-- begin --

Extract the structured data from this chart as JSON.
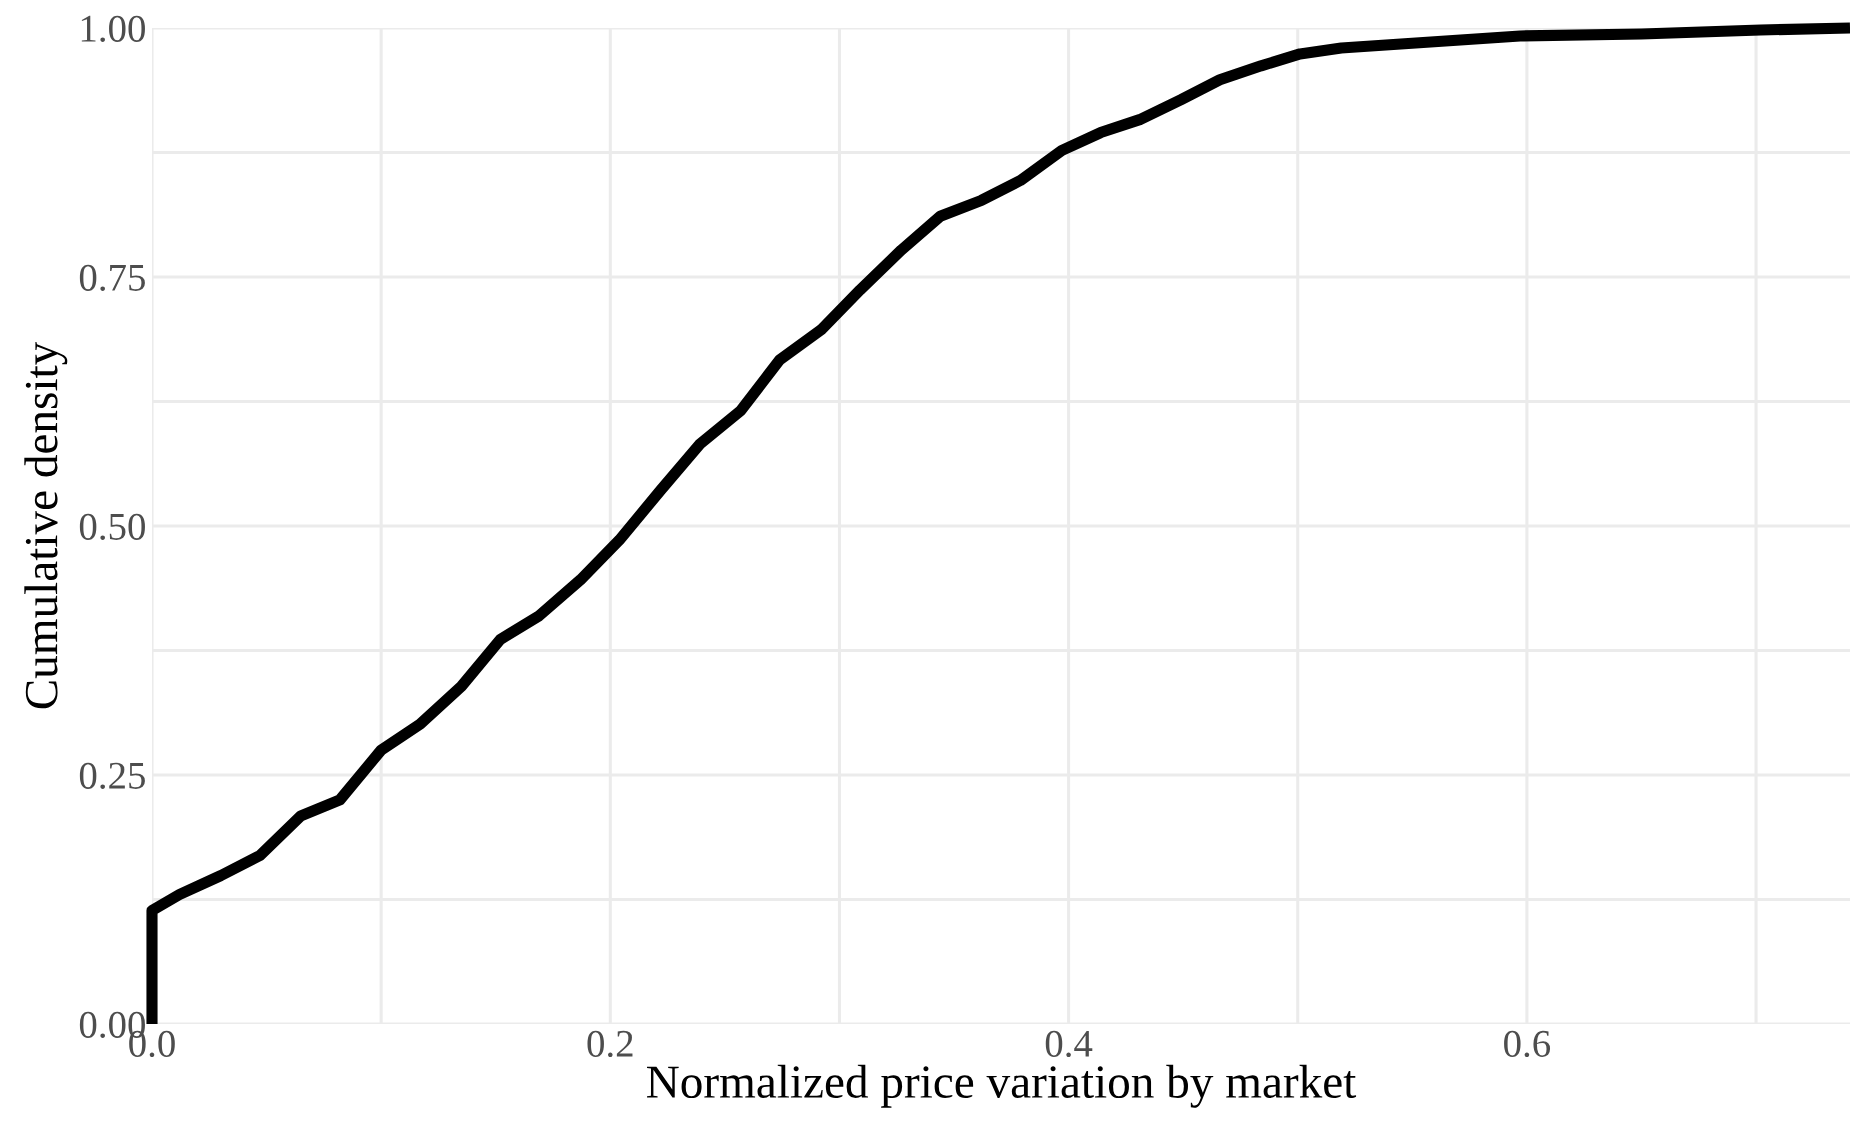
{
  "chart_data": {
    "type": "line",
    "xlabel": "Normalized price variation by market",
    "ylabel": "Cumulative density",
    "xlim": [
      0,
      0.741
    ],
    "ylim": [
      0,
      1
    ],
    "xticks": [
      {
        "value": 0.0,
        "label": "0.0"
      },
      {
        "value": 0.1,
        "label": null
      },
      {
        "value": 0.2,
        "label": "0.2"
      },
      {
        "value": 0.3,
        "label": null
      },
      {
        "value": 0.4,
        "label": "0.4"
      },
      {
        "value": 0.5,
        "label": null
      },
      {
        "value": 0.6,
        "label": "0.6"
      },
      {
        "value": 0.7,
        "label": null
      }
    ],
    "yticks": [
      {
        "value": 0.0,
        "label": "0.00"
      },
      {
        "value": 0.125,
        "label": null
      },
      {
        "value": 0.25,
        "label": "0.25"
      },
      {
        "value": 0.375,
        "label": null
      },
      {
        "value": 0.5,
        "label": "0.50"
      },
      {
        "value": 0.625,
        "label": null
      },
      {
        "value": 0.75,
        "label": "0.75"
      },
      {
        "value": 0.875,
        "label": null
      },
      {
        "value": 1.0,
        "label": "1.00"
      }
    ],
    "grid": true,
    "marker": "none",
    "line_style": "solid",
    "x": [
      0,
      0,
      0.012,
      0.03,
      0.047,
      0.065,
      0.082,
      0.1,
      0.117,
      0.135,
      0.152,
      0.169,
      0.187,
      0.204,
      0.222,
      0.239,
      0.257,
      0.274,
      0.292,
      0.309,
      0.327,
      0.344,
      0.362,
      0.379,
      0.397,
      0.414,
      0.431,
      0.449,
      0.466,
      0.484,
      0.501,
      0.519,
      0.545,
      0.571,
      0.597,
      0.65,
      0.702,
      0.741
    ],
    "series": [
      {
        "color": "#000000",
        "values": [
          0,
          0.114,
          0.13,
          0.149,
          0.169,
          0.209,
          0.225,
          0.275,
          0.301,
          0.339,
          0.386,
          0.41,
          0.446,
          0.486,
          0.536,
          0.582,
          0.616,
          0.667,
          0.697,
          0.737,
          0.777,
          0.811,
          0.827,
          0.847,
          0.877,
          0.895,
          0.908,
          0.928,
          0.948,
          0.962,
          0.974,
          0.98,
          0.984,
          0.988,
          0.992,
          0.994,
          0.998,
          1.0
        ]
      }
    ]
  }
}
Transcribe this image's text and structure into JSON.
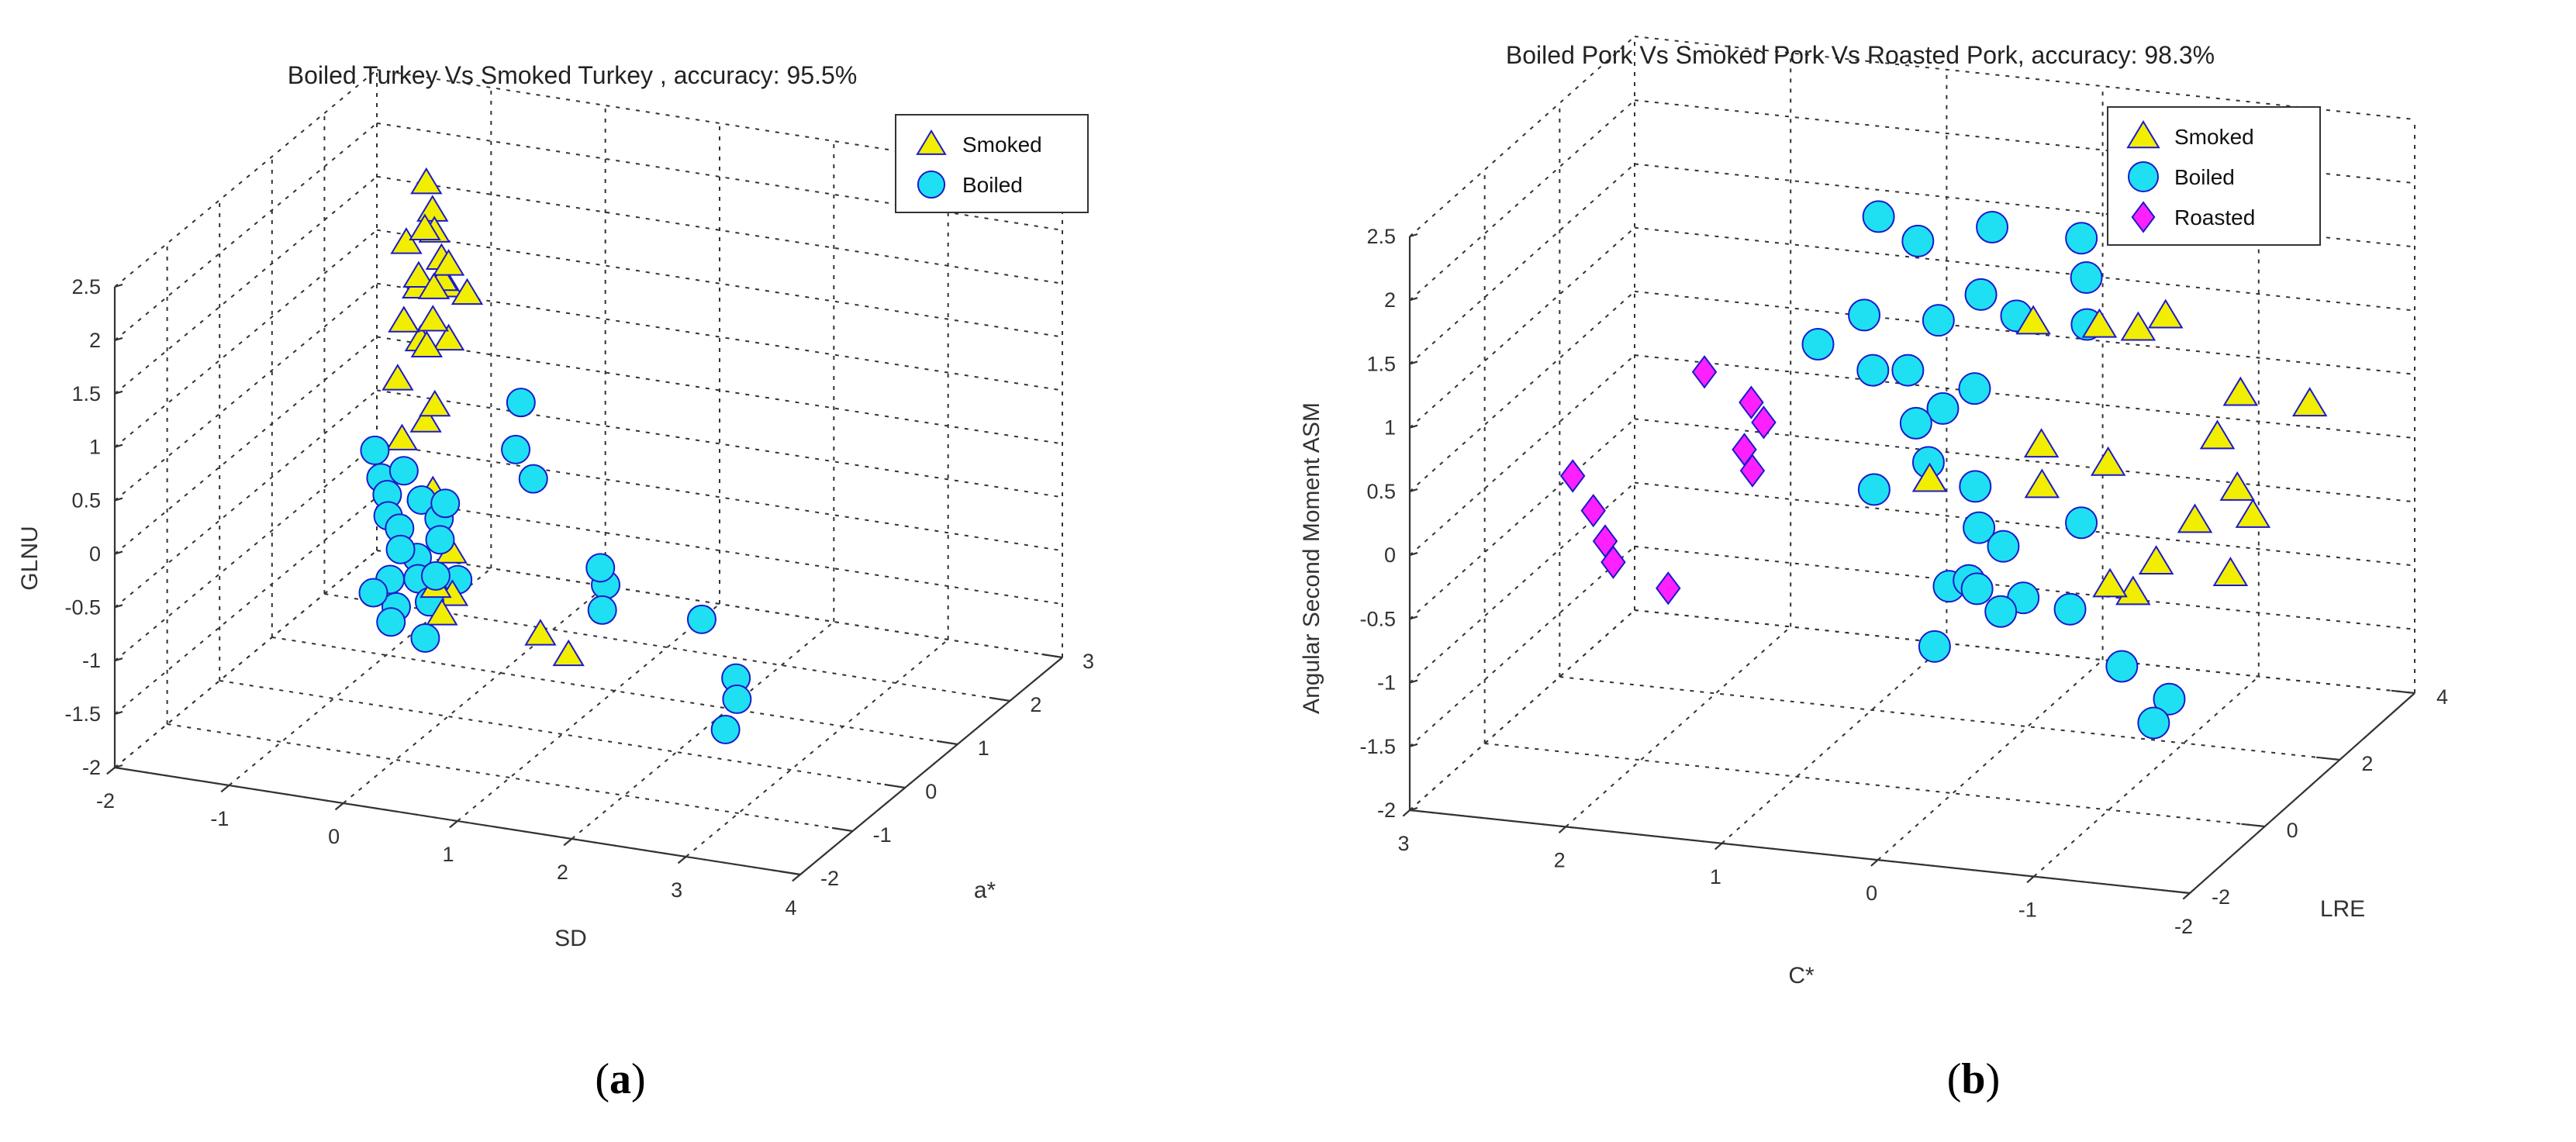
{
  "captions": {
    "a_open": "(",
    "a_letter": "a",
    "a_close": ")",
    "b_open": "(",
    "b_letter": "b",
    "b_close": ")"
  },
  "colors": {
    "smoked": "#f2ee00",
    "boiled": "#1fe0f2",
    "roasted": "#ff20ff",
    "marker_edge": "#1a1acc"
  },
  "chart_data": [
    {
      "type": "scatter",
      "id": "a",
      "title": "Boiled Turkey Vs Smoked Turkey , accuracy: 95.5%",
      "xlabel": "SD",
      "ylabel": "a*",
      "zlabel": "GLNU",
      "x_ticks": [
        "-2",
        "-1",
        "0",
        "1",
        "2",
        "3",
        "4"
      ],
      "y_ticks": [
        "-2",
        "-1",
        "0",
        "1",
        "2",
        "3"
      ],
      "z_ticks": [
        "-2",
        "-1.5",
        "-1",
        "-0.5",
        "0",
        "0.5",
        "1",
        "1.5",
        "2",
        "2.5"
      ],
      "xlim": [
        -2,
        4
      ],
      "ylim": [
        -2,
        3
      ],
      "zlim": [
        -2,
        2.5
      ],
      "legend_position": "top-right",
      "series": [
        {
          "name": "Smoked",
          "marker": "triangle",
          "points": [
            [
              -1.2,
              2.2,
              1.9
            ],
            [
              -1.1,
              2.1,
              1.7
            ],
            [
              -1.1,
              1.6,
              1.6
            ],
            [
              -0.9,
              1.7,
              1.7
            ],
            [
              -0.8,
              1.3,
              1.9
            ],
            [
              -0.7,
              1.4,
              1.6
            ],
            [
              -0.6,
              1.3,
              1.4
            ],
            [
              -0.5,
              1.1,
              1.7
            ],
            [
              -0.8,
              0.9,
              1.2
            ],
            [
              -1.0,
              1.6,
              1.2
            ],
            [
              -0.9,
              1.4,
              1.4
            ],
            [
              -0.6,
              1.2,
              1.5
            ],
            [
              -0.5,
              0.8,
              1.3
            ],
            [
              -0.6,
              0.9,
              1.0
            ],
            [
              -0.7,
              1.0,
              1.0
            ],
            [
              -0.5,
              1.1,
              1.0
            ],
            [
              -0.4,
              0.6,
              1.7
            ],
            [
              -0.2,
              0.8,
              1.6
            ],
            [
              -0.9,
              1.0,
              0.6
            ],
            [
              -0.7,
              1.1,
              0.2
            ],
            [
              -0.3,
              0.4,
              0.7
            ],
            [
              -1.0,
              1.3,
              -0.1
            ],
            [
              -0.5,
              0.8,
              -0.3
            ],
            [
              -0.2,
              0.2,
              -0.9
            ],
            [
              -0.2,
              0.5,
              -0.7
            ],
            [
              -0.1,
              0.3,
              -1.0
            ],
            [
              -0.1,
              0.1,
              -1.1
            ],
            [
              0.9,
              -0.2,
              -1.0
            ],
            [
              1.1,
              -0.1,
              -1.2
            ]
          ]
        },
        {
          "name": "Boiled",
          "marker": "circle",
          "points": [
            [
              -1.1,
              1.0,
              -0.1
            ],
            [
              -1.0,
              0.9,
              -0.3
            ],
            [
              -0.9,
              0.8,
              -0.4
            ],
            [
              -0.8,
              0.9,
              -0.2
            ],
            [
              -0.8,
              0.6,
              -0.5
            ],
            [
              -0.7,
              0.6,
              -0.6
            ],
            [
              -0.6,
              0.4,
              -0.7
            ],
            [
              -0.5,
              0.5,
              -0.8
            ],
            [
              -0.4,
              0.3,
              -0.9
            ],
            [
              -0.3,
              0.3,
              -1.1
            ],
            [
              -0.6,
              0.2,
              -0.9
            ],
            [
              -0.5,
              0.1,
              -1.1
            ],
            [
              -0.4,
              0.7,
              -0.5
            ],
            [
              -0.6,
              0.8,
              -0.4
            ],
            [
              -0.3,
              0.5,
              -0.6
            ],
            [
              -0.2,
              0.2,
              -0.8
            ],
            [
              -0.1,
              0.4,
              -0.9
            ],
            [
              -0.7,
              0.1,
              -1.0
            ],
            [
              -0.5,
              0.0,
              -1.2
            ],
            [
              -0.2,
              0.0,
              -1.3
            ],
            [
              -0.3,
              0.6,
              -0.3
            ],
            [
              0.5,
              0.3,
              0.9
            ],
            [
              0.5,
              0.2,
              0.5
            ],
            [
              0.7,
              0.1,
              0.3
            ],
            [
              1.7,
              -0.8,
              0.0
            ],
            [
              1.7,
              -0.7,
              -0.2
            ],
            [
              1.9,
              -1.2,
              -0.2
            ],
            [
              3.0,
              -1.7,
              0.1
            ],
            [
              3.3,
              -1.7,
              -0.4
            ],
            [
              3.4,
              -1.9,
              -0.5
            ],
            [
              3.3,
              -1.9,
              -0.8
            ]
          ]
        }
      ]
    },
    {
      "type": "scatter",
      "id": "b",
      "title": "Boiled Pork Vs Smoked Pork Vs Roasted Pork, accuracy: 98.3%",
      "xlabel": "C*",
      "ylabel": "LRE",
      "zlabel": "Angular Second Moment ASM",
      "x_ticks": [
        "3",
        "2",
        "1",
        "0",
        "-1",
        "-2"
      ],
      "y_ticks": [
        "-2",
        "0",
        "2",
        "4"
      ],
      "z_ticks": [
        "-2",
        "-1.5",
        "-1",
        "-0.5",
        "0",
        "0.5",
        "1",
        "1.5",
        "2",
        "2.5"
      ],
      "xlim": [
        3,
        -2
      ],
      "ylim": [
        4,
        -2
      ],
      "zlim": [
        -2,
        2.5
      ],
      "legend_position": "top-right",
      "series": [
        {
          "name": "Smoked",
          "marker": "triangle",
          "points": [
            [
              -0.3,
              1.1,
              1.5
            ],
            [
              -0.7,
              1.0,
              1.5
            ],
            [
              -0.9,
              0.8,
              1.45
            ],
            [
              -1.1,
              0.9,
              1.6
            ],
            [
              -1.7,
              1.4,
              1.2
            ],
            [
              -2.0,
              0.8,
              1.0
            ],
            [
              -1.6,
              1.6,
              0.9
            ],
            [
              -1.8,
              1.9,
              0.6
            ],
            [
              -1.6,
              2.2,
              0.4
            ],
            [
              -1.9,
              2.5,
              0.1
            ],
            [
              -1.4,
              2.4,
              0.1
            ],
            [
              -1.2,
              2.8,
              0.0
            ],
            [
              -0.9,
              1.6,
              0.6
            ],
            [
              -0.4,
              1.3,
              0.6
            ],
            [
              -0.5,
              1.7,
              0.4
            ],
            [
              0.1,
              2.2,
              0.5
            ],
            [
              -1.9,
              1.9,
              0.4
            ],
            [
              -1.3,
              2.6,
              -0.1
            ]
          ]
        },
        {
          "name": "Boiled",
          "marker": "circle",
          "points": [
            [
              1.1,
              -0.6,
              1.7
            ],
            [
              0.8,
              -0.4,
              1.6
            ],
            [
              0.3,
              -0.3,
              1.8
            ],
            [
              -0.2,
              -0.6,
              1.7
            ],
            [
              -0.4,
              0.1,
              1.6
            ],
            [
              0.3,
              0.0,
              1.35
            ],
            [
              0.0,
              0.3,
              1.3
            ],
            [
              -0.5,
              0.5,
              1.35
            ],
            [
              1.2,
              0.6,
              1.0
            ],
            [
              0.5,
              0.3,
              1.2
            ],
            [
              0.8,
              0.8,
              0.9
            ],
            [
              0.6,
              0.7,
              0.9
            ],
            [
              1.0,
              0.2,
              1.15
            ],
            [
              0.1,
              1.0,
              0.9
            ],
            [
              0.5,
              0.9,
              0.55
            ],
            [
              0.4,
              0.6,
              0.6
            ],
            [
              0.3,
              1.4,
              0.4
            ],
            [
              0.0,
              1.4,
              0.25
            ],
            [
              0.6,
              1.6,
              0.2
            ],
            [
              0.0,
              1.3,
              -0.1
            ],
            [
              -0.3,
              1.9,
              -0.05
            ],
            [
              0.0,
              2.1,
              -0.35
            ],
            [
              -0.5,
              2.2,
              -0.35
            ],
            [
              -0.8,
              2.2,
              -0.4
            ],
            [
              -0.5,
              2.8,
              -0.3
            ],
            [
              -0.8,
              1.9,
              0.2
            ],
            [
              -0.1,
              2.9,
              -0.6
            ],
            [
              -1.3,
              2.9,
              -0.6
            ],
            [
              -1.7,
              3.3,
              -0.7
            ],
            [
              -1.6,
              3.3,
              -0.9
            ],
            [
              -0.2,
              2.4,
              -0.2
            ],
            [
              -0.3,
              2.6,
              -0.2
            ]
          ]
        },
        {
          "name": "Roasted",
          "marker": "diamond",
          "points": [
            [
              2.7,
              0.9,
              -0.15
            ],
            [
              2.4,
              1.6,
              -0.2
            ],
            [
              2.3,
              1.7,
              -0.4
            ],
            [
              2.2,
              1.9,
              -0.5
            ],
            [
              1.8,
              2.1,
              -0.6
            ],
            [
              2.0,
              0.3,
              0.6
            ],
            [
              1.7,
              0.3,
              0.4
            ],
            [
              1.5,
              0.8,
              0.4
            ],
            [
              1.6,
              0.9,
              0.2
            ],
            [
              1.5,
              1.1,
              0.1
            ]
          ]
        }
      ]
    }
  ]
}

-- end --

* Work to do
Check each line of the records for "accuracy" and copy the ones that contain it.

* Problem solution
      "title": "Boiled Turkey Vs Smoked Turkey , accuracy: 95.5%",
      "title": "Boiled Pork Vs Smoked Pork Vs Roasted Pork, accuracy: 98.3%",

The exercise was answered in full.